Figure data in JSON →
* * * * * * *

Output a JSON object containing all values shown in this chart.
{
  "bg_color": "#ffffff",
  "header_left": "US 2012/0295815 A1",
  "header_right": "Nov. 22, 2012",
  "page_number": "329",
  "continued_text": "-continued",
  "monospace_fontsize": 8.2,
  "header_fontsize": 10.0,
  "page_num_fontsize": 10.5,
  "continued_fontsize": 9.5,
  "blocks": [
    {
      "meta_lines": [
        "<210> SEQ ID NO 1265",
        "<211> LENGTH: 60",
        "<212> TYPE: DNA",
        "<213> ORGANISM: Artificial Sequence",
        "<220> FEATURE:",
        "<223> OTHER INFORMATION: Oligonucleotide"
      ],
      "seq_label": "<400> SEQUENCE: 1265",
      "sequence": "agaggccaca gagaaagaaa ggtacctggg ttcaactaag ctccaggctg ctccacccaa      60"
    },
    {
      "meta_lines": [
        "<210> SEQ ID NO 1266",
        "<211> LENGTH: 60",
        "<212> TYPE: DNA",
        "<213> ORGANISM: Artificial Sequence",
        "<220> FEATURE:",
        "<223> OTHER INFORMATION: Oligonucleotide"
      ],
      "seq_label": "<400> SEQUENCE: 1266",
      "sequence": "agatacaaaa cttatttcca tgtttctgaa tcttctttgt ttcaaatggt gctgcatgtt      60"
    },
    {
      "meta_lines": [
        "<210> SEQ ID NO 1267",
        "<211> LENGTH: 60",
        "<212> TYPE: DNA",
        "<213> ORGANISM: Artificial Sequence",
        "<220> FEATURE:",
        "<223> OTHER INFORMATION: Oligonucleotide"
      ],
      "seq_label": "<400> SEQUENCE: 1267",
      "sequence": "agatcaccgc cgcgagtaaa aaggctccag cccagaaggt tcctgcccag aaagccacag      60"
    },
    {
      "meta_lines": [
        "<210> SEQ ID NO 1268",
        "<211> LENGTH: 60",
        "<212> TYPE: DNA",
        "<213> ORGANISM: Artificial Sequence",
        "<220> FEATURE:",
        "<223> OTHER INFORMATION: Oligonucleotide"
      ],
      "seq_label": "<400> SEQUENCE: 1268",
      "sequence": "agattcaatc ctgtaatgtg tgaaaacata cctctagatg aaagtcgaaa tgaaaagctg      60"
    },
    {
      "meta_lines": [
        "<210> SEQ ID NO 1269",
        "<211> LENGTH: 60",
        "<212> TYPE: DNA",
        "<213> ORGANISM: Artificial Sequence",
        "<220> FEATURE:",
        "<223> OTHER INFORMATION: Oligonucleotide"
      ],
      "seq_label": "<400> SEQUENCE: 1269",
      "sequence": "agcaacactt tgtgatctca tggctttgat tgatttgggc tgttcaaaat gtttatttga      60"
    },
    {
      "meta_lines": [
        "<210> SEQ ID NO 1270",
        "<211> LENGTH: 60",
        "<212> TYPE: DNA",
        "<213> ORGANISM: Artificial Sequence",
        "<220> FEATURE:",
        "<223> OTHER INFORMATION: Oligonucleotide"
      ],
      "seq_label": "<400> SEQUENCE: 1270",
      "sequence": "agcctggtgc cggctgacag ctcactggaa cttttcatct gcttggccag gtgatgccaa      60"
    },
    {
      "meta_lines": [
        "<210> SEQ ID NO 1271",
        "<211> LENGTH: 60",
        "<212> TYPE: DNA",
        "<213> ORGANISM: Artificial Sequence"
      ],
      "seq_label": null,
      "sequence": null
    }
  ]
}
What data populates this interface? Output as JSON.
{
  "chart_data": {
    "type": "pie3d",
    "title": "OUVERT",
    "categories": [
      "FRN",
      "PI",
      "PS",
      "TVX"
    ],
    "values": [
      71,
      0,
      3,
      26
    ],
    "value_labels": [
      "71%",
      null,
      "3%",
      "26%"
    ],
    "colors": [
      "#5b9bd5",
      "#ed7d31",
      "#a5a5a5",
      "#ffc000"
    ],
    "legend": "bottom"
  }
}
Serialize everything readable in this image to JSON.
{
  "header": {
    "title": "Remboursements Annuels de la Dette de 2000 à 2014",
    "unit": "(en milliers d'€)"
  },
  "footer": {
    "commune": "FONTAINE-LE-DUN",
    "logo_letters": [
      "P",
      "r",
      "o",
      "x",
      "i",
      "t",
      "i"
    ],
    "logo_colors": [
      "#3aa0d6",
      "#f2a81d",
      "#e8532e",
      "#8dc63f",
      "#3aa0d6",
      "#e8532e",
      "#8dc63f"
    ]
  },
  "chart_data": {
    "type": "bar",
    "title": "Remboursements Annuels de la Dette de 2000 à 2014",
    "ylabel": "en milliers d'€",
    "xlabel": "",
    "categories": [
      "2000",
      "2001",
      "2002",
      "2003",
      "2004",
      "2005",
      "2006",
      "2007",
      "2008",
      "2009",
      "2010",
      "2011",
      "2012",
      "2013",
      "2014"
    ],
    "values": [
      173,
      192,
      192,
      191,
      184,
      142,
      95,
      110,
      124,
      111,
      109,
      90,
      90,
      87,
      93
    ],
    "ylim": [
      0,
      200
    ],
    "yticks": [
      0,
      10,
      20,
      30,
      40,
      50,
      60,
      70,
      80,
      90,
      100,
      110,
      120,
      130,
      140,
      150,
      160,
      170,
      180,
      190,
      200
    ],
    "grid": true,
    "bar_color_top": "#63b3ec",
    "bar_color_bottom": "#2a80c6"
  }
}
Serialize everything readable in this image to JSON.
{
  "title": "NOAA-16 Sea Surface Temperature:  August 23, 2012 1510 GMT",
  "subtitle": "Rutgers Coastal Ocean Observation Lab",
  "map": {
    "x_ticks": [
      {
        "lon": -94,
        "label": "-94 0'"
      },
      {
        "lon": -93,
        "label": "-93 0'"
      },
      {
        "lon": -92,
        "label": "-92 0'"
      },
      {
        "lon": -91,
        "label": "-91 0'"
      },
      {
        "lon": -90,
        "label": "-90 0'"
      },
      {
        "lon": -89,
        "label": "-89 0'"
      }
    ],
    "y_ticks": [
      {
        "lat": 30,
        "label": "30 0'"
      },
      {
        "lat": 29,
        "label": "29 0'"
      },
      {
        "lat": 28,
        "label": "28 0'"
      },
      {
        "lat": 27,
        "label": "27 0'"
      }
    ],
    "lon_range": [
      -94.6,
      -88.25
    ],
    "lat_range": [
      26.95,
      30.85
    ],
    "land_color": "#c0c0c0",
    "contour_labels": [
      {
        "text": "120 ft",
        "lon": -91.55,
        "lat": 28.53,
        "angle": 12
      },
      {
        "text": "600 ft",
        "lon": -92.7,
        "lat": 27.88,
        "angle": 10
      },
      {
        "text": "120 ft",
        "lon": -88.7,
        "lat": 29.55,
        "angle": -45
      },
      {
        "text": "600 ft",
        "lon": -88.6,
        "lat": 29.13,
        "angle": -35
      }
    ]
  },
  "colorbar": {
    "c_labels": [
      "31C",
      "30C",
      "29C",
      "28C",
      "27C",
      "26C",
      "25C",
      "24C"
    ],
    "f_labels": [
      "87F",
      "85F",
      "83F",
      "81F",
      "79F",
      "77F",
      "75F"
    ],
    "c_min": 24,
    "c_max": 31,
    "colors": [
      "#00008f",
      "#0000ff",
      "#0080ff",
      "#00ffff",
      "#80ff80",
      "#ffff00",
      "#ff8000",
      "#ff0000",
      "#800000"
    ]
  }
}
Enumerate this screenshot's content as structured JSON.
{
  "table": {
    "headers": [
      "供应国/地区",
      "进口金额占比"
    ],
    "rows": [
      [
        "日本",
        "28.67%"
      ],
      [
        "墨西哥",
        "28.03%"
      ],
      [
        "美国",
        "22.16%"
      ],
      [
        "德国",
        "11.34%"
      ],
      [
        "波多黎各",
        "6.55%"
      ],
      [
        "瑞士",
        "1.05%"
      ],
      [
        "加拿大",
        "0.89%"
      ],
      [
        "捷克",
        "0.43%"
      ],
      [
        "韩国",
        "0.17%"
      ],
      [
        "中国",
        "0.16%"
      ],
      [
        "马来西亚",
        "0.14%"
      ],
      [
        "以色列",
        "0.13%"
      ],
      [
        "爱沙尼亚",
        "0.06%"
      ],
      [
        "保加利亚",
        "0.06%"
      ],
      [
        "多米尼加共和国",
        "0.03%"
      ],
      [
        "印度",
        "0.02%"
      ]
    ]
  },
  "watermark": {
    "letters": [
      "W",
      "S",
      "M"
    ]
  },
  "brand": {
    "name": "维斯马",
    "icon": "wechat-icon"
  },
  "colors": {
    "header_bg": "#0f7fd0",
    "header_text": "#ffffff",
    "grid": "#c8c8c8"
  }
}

* * * * * * *

WRITTEN TASK → Return every line from the records above that holds the word "this".

RESULT BELOW →
Output a JSON object containing all values shown in this chart.
What data populates this interface? Output as JSON.
Serialize everything readable in this image to JSON.
Serialize everything readable in this image to JSON.
Enumerate this screenshot's content as structured JSON.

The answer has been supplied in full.